(Exercise requirements) In the forum thread, what method did the poster use to estimate the variance in the residuals?
* begin Passage *
I walked through fit_logistic() at your example. It looks like you are returning the bootstrapped confidence intervals, I am interested in the prediction intervals.

@Max
did you have reference related to below topic like paper

Outside of the data range, the predictions are flat on either side of the distribution of x and intervals can be really misleading there.

No; it's just the nature of that type of model. In 1D, it is a set of step functions.

@Max I got a little lost trying to work through the example in the paper / blog I'd shared :sweat_smile: (https://saattrupdan.github.io/2020-03-01-bootstrap-prediction/ ) and may have messed-up trying to encode it... :-/

  • I stuck with bootstrapping for the model variance component
  • Used cross validation for the variance in the residuals (per your suggestion) so skipped the whole adjustment around 632 and training/validation error

Here is a quick (attempted) example with decision trees and 90% prediction interval:

library(tidyverse)
library(tidymodels)

set.seed(123)

iris <- as_tibble(iris)
split <- initial_split(iris)

train <- training(split)
test <- testing(split)

model_variance <- rsample::bootstraps(train, sqrt(nrow(test))) %>%
  mutate(mod = map(splits, ~ rpart::rpart(Sepal.Length ~ Sepal.Width, data = analysis(.x))),
         test_preds = map(mod, ~ tibble(
           pred = predict(.x, test),
           index = seq_len(nrow(test))
         ))) %>%
  unnest(test_preds) %>%
  group_by(index) %>%
  mutate(m = pred - mean(pred)) %>%
  select(index, m, pred)

sampling_variance <- rsample::vfold_cv(train, 10) %>%
  mutate(
    mod = map(splits, ~ rpart::rpart(Sepal.Length ~ Sepal.Width, data = analysis(.x))),
    resids = map2(
      mod,
      splits,
      ~ predict(.x, assessment(.y)) - assessment(.y)$Sepal.Length
    )
  ) %>%
  select(resids) %>%
  unnest(resids)
* end Passage *
* begin Listing *
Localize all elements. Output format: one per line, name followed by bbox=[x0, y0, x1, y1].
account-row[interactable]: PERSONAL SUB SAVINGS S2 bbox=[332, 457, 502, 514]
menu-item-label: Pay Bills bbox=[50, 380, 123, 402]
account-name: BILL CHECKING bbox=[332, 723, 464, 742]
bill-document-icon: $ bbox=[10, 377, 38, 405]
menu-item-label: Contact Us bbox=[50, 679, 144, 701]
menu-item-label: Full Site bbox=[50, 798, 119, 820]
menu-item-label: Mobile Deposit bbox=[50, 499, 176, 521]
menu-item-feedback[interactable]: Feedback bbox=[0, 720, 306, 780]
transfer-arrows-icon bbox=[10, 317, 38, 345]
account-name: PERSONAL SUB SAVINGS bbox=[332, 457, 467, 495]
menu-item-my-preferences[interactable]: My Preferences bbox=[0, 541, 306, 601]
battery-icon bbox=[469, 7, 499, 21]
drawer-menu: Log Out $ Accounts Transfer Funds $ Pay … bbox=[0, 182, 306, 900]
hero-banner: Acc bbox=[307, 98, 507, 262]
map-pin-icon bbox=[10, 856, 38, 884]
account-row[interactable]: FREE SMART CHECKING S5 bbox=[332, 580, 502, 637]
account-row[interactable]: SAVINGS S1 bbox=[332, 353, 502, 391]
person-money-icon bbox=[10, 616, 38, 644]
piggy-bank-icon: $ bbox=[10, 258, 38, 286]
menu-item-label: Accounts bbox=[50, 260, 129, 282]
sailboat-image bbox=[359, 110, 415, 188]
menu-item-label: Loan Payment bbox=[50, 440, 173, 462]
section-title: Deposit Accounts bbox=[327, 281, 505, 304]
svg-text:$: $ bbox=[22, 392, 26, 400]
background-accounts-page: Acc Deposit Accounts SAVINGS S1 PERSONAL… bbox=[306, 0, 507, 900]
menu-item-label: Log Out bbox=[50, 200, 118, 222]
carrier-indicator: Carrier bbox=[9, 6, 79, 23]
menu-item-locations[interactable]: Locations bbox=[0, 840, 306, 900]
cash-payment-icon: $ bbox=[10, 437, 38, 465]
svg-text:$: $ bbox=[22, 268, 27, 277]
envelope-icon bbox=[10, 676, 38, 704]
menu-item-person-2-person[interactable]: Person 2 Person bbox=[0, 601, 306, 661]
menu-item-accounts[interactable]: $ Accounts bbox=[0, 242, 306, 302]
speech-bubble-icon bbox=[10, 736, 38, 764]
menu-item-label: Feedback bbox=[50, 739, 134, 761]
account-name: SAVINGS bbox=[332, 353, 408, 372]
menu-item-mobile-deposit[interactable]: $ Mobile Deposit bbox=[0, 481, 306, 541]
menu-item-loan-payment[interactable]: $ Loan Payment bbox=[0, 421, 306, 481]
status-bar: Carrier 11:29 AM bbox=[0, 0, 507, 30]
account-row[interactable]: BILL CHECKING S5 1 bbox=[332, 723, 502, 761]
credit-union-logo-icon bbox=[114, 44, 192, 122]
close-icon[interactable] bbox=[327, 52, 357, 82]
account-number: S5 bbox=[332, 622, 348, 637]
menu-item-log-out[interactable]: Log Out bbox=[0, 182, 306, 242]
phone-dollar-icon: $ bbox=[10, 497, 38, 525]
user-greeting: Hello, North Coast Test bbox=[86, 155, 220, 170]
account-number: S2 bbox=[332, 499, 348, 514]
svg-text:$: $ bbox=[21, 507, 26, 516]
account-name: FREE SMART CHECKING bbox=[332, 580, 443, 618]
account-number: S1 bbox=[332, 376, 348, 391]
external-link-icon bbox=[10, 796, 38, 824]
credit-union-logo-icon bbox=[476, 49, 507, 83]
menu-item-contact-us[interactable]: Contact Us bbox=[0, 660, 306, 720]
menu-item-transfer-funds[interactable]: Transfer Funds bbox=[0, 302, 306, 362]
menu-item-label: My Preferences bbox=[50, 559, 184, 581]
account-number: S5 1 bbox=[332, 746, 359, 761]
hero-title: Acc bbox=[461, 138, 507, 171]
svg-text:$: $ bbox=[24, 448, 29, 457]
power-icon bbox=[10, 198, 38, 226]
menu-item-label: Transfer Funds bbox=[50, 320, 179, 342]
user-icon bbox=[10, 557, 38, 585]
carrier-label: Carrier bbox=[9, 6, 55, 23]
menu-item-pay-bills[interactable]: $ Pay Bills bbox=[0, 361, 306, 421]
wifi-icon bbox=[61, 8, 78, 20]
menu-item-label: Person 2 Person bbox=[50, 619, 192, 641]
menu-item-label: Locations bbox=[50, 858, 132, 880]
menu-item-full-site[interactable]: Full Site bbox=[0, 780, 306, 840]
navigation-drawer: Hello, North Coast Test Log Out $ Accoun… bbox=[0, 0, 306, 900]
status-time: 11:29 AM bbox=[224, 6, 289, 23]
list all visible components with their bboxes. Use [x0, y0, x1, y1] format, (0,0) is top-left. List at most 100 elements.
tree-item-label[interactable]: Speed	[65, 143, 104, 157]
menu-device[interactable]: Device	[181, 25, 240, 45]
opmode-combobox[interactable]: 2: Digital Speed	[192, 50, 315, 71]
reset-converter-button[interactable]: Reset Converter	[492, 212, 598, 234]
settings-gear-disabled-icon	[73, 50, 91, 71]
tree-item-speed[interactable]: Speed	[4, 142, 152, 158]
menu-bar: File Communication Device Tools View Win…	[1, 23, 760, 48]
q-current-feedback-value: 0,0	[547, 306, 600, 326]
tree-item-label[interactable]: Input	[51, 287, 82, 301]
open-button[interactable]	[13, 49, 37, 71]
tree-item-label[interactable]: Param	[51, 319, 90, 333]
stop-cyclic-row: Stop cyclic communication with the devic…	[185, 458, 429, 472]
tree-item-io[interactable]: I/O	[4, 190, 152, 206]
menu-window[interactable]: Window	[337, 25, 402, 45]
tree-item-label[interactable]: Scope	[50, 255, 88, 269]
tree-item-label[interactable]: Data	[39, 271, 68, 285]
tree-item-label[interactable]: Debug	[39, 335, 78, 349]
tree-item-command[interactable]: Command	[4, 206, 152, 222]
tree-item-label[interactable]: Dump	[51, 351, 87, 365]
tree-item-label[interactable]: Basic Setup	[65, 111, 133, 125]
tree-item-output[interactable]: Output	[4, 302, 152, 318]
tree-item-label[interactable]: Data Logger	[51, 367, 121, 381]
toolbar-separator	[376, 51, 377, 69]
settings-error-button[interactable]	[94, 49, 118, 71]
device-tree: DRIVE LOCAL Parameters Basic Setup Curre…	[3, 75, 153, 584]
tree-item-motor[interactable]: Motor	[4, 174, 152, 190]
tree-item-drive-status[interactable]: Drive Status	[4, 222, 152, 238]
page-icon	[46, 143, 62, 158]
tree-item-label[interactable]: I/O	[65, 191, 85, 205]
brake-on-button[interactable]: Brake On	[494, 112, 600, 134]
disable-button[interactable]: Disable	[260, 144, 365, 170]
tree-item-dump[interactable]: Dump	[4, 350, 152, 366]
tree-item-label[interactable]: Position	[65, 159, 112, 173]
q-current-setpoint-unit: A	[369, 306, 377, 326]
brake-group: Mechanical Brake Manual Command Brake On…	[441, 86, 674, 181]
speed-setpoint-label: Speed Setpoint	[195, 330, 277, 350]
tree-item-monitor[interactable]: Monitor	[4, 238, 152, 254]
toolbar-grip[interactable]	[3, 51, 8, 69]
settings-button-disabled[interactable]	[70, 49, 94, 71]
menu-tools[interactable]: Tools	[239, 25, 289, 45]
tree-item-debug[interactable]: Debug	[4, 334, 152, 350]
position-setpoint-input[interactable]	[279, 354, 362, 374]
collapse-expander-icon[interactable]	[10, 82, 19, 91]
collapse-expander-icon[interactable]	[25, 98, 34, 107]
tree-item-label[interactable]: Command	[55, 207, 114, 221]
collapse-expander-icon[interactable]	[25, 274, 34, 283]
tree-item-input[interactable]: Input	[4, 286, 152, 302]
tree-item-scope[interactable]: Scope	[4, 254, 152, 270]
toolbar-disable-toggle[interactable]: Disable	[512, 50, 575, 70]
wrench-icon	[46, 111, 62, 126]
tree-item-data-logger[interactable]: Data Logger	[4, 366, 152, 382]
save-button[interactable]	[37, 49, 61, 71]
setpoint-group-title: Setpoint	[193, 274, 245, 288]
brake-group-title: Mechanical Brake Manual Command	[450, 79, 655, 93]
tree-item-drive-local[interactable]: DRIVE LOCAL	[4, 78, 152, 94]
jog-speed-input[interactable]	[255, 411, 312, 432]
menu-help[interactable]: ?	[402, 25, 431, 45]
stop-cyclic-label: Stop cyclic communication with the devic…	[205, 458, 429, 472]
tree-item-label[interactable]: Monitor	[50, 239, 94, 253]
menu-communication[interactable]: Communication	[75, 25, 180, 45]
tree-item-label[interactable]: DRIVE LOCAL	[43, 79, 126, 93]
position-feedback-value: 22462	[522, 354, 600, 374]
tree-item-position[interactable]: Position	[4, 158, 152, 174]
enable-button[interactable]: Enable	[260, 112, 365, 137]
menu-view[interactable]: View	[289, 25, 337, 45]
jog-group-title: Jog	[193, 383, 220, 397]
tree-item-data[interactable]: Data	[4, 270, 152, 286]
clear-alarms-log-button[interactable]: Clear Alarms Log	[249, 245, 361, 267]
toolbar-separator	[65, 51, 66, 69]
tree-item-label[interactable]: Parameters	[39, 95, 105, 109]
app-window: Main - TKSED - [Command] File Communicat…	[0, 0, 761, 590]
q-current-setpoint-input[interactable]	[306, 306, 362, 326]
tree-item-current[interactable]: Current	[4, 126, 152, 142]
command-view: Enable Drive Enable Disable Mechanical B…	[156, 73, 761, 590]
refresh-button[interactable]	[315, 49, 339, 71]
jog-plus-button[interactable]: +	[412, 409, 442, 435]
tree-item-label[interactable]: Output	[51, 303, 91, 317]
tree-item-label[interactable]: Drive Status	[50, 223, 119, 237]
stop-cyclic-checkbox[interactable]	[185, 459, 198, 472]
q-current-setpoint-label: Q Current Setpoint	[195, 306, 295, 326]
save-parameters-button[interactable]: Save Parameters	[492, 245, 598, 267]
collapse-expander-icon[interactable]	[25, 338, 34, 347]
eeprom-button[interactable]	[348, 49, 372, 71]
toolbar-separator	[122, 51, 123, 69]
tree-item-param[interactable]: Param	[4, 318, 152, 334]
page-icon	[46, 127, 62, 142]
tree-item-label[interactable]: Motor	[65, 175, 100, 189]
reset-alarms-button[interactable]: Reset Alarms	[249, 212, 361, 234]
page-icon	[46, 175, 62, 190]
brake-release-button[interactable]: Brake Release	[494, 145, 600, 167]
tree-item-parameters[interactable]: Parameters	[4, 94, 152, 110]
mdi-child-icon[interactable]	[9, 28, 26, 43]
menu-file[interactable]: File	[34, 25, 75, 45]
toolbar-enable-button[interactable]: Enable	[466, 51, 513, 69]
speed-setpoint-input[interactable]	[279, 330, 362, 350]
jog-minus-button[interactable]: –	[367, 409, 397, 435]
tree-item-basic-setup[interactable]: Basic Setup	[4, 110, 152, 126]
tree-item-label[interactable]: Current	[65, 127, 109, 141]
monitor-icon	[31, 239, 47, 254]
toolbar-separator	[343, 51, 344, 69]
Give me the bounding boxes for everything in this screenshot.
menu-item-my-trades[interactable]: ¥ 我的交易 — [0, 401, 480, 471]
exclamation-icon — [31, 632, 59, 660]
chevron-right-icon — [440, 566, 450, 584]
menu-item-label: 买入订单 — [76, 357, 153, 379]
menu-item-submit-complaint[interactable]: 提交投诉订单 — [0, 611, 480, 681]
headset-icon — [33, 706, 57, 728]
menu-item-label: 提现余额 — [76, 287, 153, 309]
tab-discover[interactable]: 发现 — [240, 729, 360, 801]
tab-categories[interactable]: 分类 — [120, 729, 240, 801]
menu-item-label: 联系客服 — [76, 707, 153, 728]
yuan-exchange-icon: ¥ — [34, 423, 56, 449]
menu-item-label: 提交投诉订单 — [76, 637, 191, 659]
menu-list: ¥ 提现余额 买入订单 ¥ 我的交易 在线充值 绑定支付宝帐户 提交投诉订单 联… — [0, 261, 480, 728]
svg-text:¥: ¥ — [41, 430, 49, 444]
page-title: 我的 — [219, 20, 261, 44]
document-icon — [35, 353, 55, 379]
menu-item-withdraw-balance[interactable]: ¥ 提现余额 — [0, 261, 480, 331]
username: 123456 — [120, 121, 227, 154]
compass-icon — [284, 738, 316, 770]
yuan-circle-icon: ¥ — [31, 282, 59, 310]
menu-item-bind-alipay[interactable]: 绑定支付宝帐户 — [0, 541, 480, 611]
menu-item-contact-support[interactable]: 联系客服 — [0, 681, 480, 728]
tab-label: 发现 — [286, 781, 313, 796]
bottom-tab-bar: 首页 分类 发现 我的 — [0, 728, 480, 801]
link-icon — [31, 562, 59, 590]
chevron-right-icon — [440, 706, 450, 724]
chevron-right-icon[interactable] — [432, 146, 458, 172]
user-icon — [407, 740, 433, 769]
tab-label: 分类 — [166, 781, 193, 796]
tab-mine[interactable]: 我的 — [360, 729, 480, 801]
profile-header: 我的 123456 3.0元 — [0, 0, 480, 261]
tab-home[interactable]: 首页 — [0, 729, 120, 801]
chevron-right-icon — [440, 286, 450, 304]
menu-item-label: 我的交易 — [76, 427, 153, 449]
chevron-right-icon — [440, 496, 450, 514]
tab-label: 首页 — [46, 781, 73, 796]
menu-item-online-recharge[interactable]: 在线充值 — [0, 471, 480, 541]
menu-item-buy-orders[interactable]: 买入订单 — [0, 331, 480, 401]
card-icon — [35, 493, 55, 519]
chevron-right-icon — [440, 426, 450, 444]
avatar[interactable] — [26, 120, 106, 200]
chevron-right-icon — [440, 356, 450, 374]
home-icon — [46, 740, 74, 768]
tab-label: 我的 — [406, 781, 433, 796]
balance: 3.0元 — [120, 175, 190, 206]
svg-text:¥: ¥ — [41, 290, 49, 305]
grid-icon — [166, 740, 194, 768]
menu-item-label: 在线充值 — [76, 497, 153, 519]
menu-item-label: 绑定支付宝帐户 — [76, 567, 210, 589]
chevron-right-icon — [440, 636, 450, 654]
* end Listing *
(Written answer) Cross validation.